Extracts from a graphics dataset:

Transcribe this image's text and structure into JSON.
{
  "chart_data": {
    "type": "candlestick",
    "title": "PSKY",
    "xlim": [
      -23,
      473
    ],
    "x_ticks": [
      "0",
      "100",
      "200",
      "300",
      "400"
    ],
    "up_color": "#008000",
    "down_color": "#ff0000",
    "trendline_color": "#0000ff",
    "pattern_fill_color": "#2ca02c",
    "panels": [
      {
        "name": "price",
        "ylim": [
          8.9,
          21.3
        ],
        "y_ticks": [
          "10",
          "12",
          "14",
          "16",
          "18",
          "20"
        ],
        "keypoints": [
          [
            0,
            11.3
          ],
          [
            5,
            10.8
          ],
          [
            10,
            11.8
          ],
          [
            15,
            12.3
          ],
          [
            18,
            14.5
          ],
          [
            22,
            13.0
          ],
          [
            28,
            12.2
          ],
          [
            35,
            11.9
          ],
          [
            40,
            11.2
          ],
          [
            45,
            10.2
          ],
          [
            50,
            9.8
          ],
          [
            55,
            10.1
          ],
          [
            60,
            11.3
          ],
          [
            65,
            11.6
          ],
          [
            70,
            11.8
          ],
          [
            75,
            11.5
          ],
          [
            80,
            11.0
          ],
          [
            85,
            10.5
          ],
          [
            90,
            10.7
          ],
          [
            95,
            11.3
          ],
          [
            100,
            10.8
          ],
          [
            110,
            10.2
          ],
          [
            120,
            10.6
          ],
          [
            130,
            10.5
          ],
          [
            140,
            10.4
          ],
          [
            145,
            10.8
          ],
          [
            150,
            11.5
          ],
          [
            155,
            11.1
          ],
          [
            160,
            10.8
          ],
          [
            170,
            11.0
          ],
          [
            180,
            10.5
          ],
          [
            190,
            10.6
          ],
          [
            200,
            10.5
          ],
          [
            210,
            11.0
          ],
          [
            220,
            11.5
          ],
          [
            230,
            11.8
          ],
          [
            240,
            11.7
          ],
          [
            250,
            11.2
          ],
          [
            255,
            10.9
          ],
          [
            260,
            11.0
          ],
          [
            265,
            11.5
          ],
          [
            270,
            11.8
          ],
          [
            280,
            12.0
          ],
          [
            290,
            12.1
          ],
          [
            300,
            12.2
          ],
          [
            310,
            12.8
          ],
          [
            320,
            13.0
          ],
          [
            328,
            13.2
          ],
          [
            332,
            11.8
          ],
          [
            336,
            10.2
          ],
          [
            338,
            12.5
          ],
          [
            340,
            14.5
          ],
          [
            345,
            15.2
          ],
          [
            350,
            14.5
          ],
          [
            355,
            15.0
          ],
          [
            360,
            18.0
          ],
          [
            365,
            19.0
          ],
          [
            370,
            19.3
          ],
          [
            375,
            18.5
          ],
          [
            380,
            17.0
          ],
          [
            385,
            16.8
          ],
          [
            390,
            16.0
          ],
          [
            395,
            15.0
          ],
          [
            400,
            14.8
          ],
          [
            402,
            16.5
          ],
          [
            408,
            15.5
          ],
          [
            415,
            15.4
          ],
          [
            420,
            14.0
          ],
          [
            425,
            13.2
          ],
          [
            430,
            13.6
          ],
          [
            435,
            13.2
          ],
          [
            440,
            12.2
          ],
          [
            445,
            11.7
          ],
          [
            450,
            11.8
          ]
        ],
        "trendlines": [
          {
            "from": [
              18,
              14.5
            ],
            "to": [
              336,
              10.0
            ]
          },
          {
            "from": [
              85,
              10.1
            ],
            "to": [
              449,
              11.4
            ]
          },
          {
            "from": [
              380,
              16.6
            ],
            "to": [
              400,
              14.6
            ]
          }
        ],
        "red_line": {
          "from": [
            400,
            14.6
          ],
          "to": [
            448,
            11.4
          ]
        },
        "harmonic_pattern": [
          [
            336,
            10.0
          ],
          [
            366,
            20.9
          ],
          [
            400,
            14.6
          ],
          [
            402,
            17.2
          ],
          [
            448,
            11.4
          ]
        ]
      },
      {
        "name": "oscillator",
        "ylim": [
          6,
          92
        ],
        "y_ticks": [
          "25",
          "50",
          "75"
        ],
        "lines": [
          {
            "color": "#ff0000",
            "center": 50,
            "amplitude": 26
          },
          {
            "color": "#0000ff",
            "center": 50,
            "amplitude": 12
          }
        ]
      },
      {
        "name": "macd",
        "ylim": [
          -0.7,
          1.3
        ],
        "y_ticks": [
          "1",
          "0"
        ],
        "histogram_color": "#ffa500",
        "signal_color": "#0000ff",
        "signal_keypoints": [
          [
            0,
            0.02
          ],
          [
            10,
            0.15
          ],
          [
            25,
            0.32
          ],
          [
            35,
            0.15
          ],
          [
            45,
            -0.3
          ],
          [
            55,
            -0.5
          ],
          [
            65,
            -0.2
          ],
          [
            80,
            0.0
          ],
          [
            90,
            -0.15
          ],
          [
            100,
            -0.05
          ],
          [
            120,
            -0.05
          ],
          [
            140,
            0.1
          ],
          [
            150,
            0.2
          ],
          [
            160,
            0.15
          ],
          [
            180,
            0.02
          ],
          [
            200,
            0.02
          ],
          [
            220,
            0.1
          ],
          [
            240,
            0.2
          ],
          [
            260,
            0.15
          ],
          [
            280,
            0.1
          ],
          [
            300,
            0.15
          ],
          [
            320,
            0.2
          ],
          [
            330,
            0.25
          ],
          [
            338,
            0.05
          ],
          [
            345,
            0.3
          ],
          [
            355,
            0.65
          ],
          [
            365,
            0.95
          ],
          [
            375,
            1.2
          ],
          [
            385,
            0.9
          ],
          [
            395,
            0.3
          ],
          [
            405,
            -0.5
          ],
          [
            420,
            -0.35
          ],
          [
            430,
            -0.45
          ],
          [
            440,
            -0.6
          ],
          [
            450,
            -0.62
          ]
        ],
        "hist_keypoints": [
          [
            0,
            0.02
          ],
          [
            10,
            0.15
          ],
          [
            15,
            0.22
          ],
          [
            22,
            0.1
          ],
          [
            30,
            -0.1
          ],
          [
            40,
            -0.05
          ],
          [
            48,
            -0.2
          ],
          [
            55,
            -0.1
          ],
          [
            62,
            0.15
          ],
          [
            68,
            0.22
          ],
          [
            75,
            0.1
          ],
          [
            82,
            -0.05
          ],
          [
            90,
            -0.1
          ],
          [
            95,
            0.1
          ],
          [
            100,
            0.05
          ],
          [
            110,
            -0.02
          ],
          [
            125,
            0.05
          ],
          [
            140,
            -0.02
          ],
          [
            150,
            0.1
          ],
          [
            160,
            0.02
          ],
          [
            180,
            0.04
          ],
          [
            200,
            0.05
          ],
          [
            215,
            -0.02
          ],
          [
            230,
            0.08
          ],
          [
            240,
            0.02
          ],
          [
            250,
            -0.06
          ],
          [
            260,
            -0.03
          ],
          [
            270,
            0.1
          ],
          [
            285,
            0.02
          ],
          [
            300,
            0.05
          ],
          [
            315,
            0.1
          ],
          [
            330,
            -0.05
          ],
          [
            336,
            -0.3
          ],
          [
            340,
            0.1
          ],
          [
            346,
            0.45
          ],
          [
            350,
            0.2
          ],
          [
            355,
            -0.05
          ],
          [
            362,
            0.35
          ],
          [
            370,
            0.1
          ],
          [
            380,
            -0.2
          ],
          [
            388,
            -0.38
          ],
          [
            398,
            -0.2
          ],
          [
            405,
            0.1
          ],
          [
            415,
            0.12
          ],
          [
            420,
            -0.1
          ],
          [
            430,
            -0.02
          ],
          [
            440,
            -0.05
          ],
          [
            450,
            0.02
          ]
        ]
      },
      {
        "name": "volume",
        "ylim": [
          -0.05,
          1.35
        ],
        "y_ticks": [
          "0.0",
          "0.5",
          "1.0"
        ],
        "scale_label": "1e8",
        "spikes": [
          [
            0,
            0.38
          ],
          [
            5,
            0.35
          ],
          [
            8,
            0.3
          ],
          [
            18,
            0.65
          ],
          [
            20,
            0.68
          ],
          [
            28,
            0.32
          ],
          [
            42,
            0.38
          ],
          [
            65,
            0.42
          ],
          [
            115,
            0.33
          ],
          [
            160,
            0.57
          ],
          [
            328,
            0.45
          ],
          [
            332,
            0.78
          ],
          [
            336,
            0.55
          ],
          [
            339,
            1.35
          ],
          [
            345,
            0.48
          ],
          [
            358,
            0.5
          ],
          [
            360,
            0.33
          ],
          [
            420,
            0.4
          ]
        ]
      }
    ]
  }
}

[WHAT NEEDS TO BE DONE]:
In the records above, locate each line with the word "name". Copy all such lines.

[COMPLETE RESPONSE]:
        "name": "price",
        "name": "oscillator",
        "name": "macd",
        "name": "volume",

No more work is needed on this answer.